The listing beneath should be written out in full, exactly as shown.

-- Start Records for the exercise --

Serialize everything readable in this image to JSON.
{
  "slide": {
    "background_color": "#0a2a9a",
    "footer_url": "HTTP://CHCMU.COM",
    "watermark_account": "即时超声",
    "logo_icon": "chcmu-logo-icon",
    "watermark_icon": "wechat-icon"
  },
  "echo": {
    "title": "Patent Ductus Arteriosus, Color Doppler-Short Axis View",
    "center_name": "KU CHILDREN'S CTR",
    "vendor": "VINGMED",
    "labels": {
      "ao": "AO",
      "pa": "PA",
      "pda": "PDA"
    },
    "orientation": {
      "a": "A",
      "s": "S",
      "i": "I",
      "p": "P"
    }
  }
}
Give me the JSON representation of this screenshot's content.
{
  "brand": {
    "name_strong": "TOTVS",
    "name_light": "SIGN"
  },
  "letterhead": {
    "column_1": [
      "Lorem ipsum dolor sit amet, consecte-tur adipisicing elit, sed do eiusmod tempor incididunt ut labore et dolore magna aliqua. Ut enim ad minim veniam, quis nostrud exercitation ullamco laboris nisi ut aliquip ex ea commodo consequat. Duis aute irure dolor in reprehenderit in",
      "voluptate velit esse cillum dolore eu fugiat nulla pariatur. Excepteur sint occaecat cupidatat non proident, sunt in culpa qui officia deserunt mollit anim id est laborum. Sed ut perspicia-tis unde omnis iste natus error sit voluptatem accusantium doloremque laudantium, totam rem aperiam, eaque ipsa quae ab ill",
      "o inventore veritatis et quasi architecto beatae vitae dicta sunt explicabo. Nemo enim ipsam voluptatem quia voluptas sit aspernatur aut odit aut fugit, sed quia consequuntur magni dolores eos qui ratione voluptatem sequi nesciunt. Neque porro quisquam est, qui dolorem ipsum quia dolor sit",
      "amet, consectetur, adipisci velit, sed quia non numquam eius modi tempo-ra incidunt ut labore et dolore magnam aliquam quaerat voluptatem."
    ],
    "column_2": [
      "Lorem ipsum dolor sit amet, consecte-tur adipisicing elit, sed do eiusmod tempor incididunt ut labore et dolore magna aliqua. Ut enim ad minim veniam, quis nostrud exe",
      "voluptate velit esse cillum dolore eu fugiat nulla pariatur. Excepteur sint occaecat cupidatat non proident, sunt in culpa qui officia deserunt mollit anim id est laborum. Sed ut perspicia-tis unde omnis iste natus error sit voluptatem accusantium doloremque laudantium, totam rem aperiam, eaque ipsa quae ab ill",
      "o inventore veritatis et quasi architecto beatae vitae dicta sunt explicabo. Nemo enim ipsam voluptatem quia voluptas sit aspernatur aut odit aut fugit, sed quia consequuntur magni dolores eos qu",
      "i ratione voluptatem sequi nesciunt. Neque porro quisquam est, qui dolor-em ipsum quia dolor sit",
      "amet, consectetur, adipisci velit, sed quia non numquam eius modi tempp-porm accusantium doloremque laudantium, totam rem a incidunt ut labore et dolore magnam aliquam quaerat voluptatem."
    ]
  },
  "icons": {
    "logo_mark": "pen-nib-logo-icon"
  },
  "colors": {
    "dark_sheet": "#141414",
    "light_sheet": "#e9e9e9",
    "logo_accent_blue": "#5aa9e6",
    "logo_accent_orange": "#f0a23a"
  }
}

-- End Records for the exercise --

■ Exercise answer:
Serialize everything readable in this image to JSON.
{
  "slide": {
    "background_color": "#0a2a9a",
    "footer_url": "HTTP://CHCMU.COM",
    "watermark_account": "即时超声",
    "logo_icon": "chcmu-logo-icon",
    "watermark_icon": "wechat-icon"
  },
  "echo": {
    "title": "Patent Ductus Arteriosus, Color Doppler-Short Axis View",
    "center_name": "KU CHILDREN'S CTR",
    "vendor": "VINGMED",
    "labels": {
      "ao": "AO",
      "pa": "PA",
      "pda": "PDA"
    },
    "orientation": {
      "a": "A",
      "s": "S",
      "i": "I",
      "p": "P"
    }
  }
}
Give me the JSON representation of this screenshot's content.
{
  "brand": {
    "name_strong": "TOTVS",
    "name_light": "SIGN"
  },
  "letterhead": {
    "column_1": [
      "Lorem ipsum dolor sit amet, consecte-tur adipisicing elit, sed do eiusmod tempor incididunt ut labore et dolore magna aliqua. Ut enim ad minim veniam, quis nostrud exercitation ullamco laboris nisi ut aliquip ex ea commodo consequat. Duis aute irure dolor in reprehenderit in",
      "voluptate velit esse cillum dolore eu fugiat nulla pariatur. Excepteur sint occaecat cupidatat non proident, sunt in culpa qui officia deserunt mollit anim id est laborum. Sed ut perspicia-tis unde omnis iste natus error sit voluptatem accusantium doloremque laudantium, totam rem aperiam, eaque ipsa quae ab ill",
      "o inventore veritatis et quasi architecto beatae vitae dicta sunt explicabo. Nemo enim ipsam voluptatem quia voluptas sit aspernatur aut odit aut fugit, sed quia consequuntur magni dolores eos qui ratione voluptatem sequi nesciunt. Neque porro quisquam est, qui dolorem ipsum quia dolor sit",
      "amet, consectetur, adipisci velit, sed quia non numquam eius modi tempo-ra incidunt ut labore et dolore magnam aliquam quaerat voluptatem."
    ],
    "column_2": [
      "Lorem ipsum dolor sit amet, consecte-tur adipisicing elit, sed do eiusmod tempor incididunt ut labore et dolore magna aliqua. Ut enim ad minim veniam, quis nostrud exe",
      "voluptate velit esse cillum dolore eu fugiat nulla pariatur. Excepteur sint occaecat cupidatat non proident, sunt in culpa qui officia deserunt mollit anim id est laborum. Sed ut perspicia-tis unde omnis iste natus error sit voluptatem accusantium doloremque laudantium, totam rem aperiam, eaque ipsa quae ab ill",
      "o inventore veritatis et quasi architecto beatae vitae dicta sunt explicabo. Nemo enim ipsam voluptatem quia voluptas sit aspernatur aut odit aut fugit, sed quia consequuntur magni dolores eos qu",
      "i ratione voluptatem sequi nesciunt. Neque porro quisquam est, qui dolor-em ipsum quia dolor sit",
      "amet, consectetur, adipisci velit, sed quia non numquam eius modi tempp-porm accusantium doloremque laudantium, totam rem a incidunt ut labore et dolore magnam aliquam quaerat voluptatem."
    ]
  },
  "icons": {
    "logo_mark": "pen-nib-logo-icon"
  },
  "colors": {
    "dark_sheet": "#141414",
    "light_sheet": "#e9e9e9",
    "logo_accent_blue": "#5aa9e6",
    "logo_accent_orange": "#f0a23a"
  }
}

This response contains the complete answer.